+++ SUPPLIED TEXT

Sunday, August 25, 2013

an all spud day in my back yard

i brought in the last of the russets from the potato patch in my yard today...some are going to my daughter and son-in-law...and a few are going to be lunch...fried maybe...too bad the sunchokes aren't done yet...but that will have to wait...i harvested just shy of forty pounds of spuds from these plants and i have yukon golds out there to dig yet...a fair season for a limited space...after i dug the tubers i mixed up another slurry of green manures and rhizobia inoculant and planted the other half of the patch to recharge the soil...not too sure yet what is going in this space next season...won't be spuds, but i am thinking pole beans and snow peas in a bed in the community garden so there may be some additional plants on the south side of the house...maybe something more exotic

all spud day in my back yard II: storage

i checked on the storage project this morning...the early blue tubers are rock solid and dormant seemingly...not so the yema de huevos...some are softening and sprouting despite my best efforts and the english lavender...when i got the original three ( yep...lots of little spuds from three potatoes ) they were sprouting in the box from sturgeon's bay and i planted them directly upon receipt, frost danger and all ( and they were frost bitten, but recovered very well )...has anyone done indoor winter potatoes under a grow light? that may be the only alternative i have...we'll see...the olalla and roja narion plants are still flowering and showing no signs of being done yet...they hail form more southerly latitudes and i am wondering if some sort of day length issue stalled them and that now that autumn is nearing they are happier and moving again...there may be frost cloth involved before this is over...if that's what it takes...more as it ( literaly ) comes up.

Saturday, August 24, 2013

strawberries, stolons, and daughter plants

i read in a gardening forum recently that everbearing strawberries do not produce as many runners as june bearing ones do because they use more energy producing fruit...well...june bearers may produce more stolons but the one i trimmed today ( a marked slowdown, admittedly )makes eighteen in the last three weeks alone that i have taken out...add to that the fact that there are at least eight runners in the second photo and that the bed in the third started the season with twelve plants and now is home to twenty-nine ( no more! please! ) and i get the impression that everbearers are not slouches at reproduction...we will be thinning out the population in the spring but the addition of seventeen plants does not seem to have had an impact on production...i promised the haul in the bottom photo to my granddaughter ( well, actually to my daughter for her daughter...lots of daughters in this post ) but there will certainly be more as there are at least twice as many green berries on the plants right now...the garden is having a good season.

++++++
+++ DATA PROVIDED

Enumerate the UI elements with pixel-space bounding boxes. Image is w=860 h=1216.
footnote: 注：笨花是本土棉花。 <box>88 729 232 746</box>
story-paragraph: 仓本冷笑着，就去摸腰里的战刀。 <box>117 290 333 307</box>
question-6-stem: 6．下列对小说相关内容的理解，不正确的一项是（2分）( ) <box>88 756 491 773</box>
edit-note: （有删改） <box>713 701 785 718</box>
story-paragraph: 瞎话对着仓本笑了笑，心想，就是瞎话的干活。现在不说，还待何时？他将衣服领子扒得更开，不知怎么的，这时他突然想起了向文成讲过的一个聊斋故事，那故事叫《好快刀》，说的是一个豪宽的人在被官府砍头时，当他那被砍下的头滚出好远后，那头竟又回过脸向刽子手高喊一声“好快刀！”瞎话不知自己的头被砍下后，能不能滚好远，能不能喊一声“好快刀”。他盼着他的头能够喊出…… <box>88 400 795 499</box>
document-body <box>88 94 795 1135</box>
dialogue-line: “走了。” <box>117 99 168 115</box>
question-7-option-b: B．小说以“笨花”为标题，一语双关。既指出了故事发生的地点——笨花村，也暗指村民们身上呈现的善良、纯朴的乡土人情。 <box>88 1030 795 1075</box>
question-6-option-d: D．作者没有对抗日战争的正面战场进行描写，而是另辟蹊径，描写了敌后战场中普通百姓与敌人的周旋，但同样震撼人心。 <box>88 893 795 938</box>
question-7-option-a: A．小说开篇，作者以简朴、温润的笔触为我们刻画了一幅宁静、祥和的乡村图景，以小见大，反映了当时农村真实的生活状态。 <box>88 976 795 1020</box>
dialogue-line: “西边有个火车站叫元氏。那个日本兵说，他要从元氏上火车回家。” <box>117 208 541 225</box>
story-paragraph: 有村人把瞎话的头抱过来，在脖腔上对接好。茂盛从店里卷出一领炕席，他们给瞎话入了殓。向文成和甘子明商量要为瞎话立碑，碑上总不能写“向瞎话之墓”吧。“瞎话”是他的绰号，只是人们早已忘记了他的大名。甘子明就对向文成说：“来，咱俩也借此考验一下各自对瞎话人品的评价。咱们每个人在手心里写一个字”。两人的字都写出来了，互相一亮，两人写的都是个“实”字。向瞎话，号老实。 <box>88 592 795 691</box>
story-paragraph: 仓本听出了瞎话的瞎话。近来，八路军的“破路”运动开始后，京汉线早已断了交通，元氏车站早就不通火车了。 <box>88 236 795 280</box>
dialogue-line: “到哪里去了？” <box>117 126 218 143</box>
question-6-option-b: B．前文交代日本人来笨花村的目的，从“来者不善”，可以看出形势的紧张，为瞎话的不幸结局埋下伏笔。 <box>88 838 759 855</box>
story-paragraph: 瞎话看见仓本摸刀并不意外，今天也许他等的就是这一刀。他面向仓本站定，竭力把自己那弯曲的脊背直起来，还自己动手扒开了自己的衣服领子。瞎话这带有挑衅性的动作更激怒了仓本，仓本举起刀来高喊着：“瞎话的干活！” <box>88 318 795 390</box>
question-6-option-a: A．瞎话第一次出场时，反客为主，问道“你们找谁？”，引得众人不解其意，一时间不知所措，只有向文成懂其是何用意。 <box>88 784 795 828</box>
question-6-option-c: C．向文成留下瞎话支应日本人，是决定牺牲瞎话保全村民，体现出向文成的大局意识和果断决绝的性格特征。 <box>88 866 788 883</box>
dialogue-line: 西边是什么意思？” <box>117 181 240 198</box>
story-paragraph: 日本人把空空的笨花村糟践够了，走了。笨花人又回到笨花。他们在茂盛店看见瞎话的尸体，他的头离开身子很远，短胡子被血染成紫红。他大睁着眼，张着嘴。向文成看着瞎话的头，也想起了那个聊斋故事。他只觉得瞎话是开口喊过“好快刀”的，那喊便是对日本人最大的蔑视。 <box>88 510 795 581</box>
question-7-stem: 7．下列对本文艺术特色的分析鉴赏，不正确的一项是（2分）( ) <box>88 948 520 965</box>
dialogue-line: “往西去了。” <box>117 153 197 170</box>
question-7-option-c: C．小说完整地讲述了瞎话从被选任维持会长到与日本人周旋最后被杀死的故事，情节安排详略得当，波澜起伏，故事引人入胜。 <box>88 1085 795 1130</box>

++++++

▸ **TASK PROMPT**
List every potato variety named in the gardening posts. Work only from the gardening posts.

▸ **WRITTEN REPLY**
russets
yukon golds
early blue
yema de huevos
olalla
roja narion